> _Instructions for the task_:
Return all lines below containing the word "based".

Begin

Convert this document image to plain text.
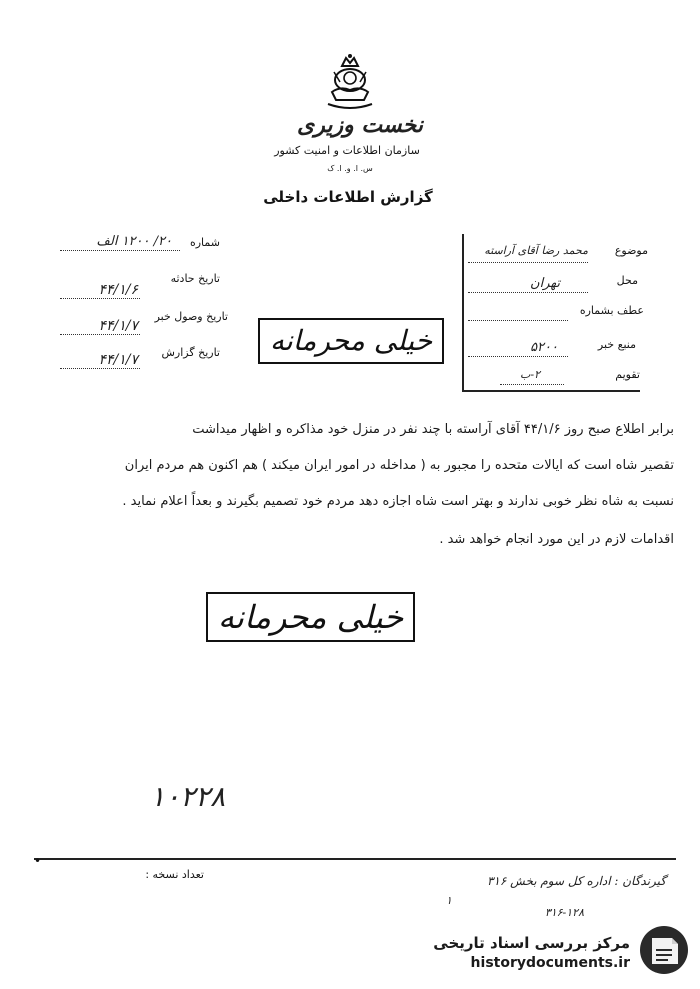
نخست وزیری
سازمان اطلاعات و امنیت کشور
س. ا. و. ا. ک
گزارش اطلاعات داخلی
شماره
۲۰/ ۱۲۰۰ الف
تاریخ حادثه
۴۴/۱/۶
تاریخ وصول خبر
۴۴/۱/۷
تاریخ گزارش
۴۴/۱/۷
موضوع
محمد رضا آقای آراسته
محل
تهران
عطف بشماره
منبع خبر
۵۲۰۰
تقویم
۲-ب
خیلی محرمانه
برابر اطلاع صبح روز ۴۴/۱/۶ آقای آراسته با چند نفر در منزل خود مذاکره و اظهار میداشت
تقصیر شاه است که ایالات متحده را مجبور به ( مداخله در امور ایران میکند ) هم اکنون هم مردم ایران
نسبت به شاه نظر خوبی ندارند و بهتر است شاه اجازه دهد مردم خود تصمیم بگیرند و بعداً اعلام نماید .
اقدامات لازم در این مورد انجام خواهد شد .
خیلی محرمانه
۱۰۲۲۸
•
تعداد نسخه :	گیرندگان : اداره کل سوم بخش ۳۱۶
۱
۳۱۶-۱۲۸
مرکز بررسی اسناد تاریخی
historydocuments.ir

End
Begin

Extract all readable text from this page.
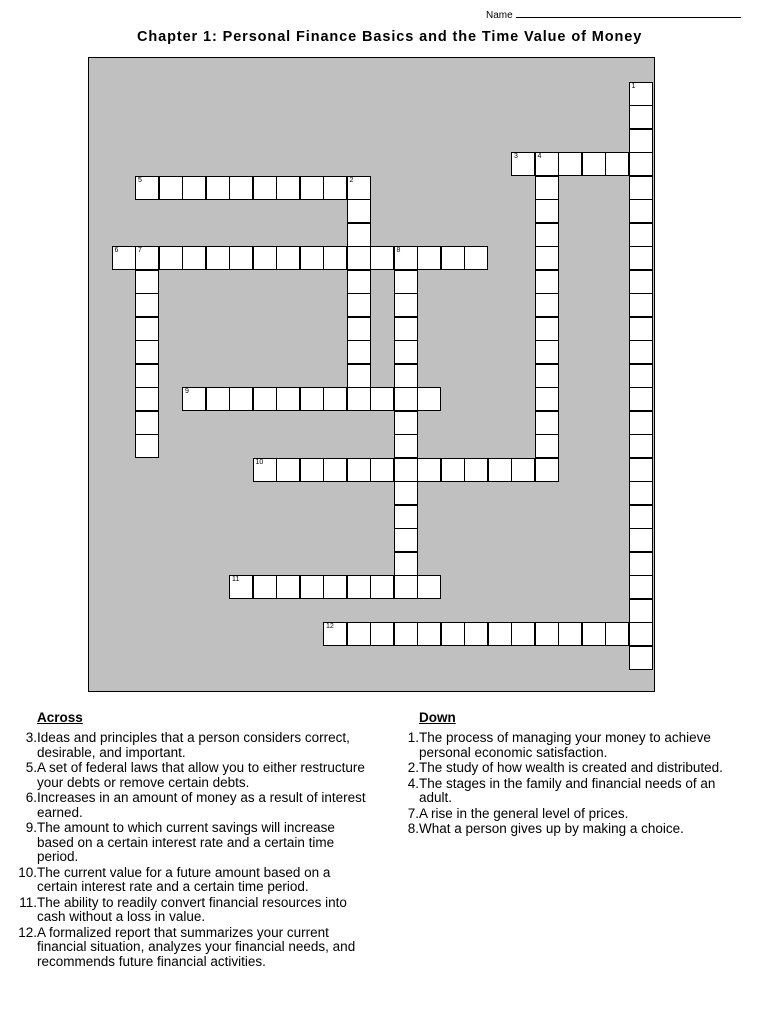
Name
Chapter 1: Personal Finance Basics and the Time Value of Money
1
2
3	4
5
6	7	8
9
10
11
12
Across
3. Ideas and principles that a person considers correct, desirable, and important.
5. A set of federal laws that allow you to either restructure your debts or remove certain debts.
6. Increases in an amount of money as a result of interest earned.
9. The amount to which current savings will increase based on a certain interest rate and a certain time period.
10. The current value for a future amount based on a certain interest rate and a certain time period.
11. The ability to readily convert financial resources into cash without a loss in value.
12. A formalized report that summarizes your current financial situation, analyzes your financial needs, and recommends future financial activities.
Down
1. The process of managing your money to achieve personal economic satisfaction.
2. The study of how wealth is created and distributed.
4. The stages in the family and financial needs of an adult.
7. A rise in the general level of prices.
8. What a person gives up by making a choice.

End

> _Written response_:
9. The amount to which current savings will increase based on a certain interest rate and a certain time period.
10. The current value for a future amount based on a certain interest rate and a certain time period.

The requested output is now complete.